Answer with one number: how many lines hold "若不计空气阻力".
** Start of Dataset records **
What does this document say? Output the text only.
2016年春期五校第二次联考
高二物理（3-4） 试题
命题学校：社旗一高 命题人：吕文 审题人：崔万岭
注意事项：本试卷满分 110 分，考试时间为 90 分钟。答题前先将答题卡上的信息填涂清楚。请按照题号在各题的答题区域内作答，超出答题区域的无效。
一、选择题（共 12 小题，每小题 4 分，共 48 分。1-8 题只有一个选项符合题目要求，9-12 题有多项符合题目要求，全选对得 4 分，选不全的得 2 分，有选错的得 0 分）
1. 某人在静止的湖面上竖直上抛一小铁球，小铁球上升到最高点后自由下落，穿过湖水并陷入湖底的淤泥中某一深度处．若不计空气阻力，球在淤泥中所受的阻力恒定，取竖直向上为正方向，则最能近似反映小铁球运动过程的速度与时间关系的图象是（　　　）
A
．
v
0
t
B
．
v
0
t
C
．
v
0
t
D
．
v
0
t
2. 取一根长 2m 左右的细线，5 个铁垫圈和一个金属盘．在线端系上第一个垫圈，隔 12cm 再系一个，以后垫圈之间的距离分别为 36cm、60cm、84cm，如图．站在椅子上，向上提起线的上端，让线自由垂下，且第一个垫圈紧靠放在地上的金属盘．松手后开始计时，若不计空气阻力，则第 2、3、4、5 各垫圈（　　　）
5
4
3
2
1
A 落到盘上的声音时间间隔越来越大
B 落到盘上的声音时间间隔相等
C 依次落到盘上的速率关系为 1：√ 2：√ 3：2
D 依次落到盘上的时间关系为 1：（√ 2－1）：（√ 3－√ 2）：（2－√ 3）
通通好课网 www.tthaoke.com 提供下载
** End of Dataset records **
Response to this exercise: 2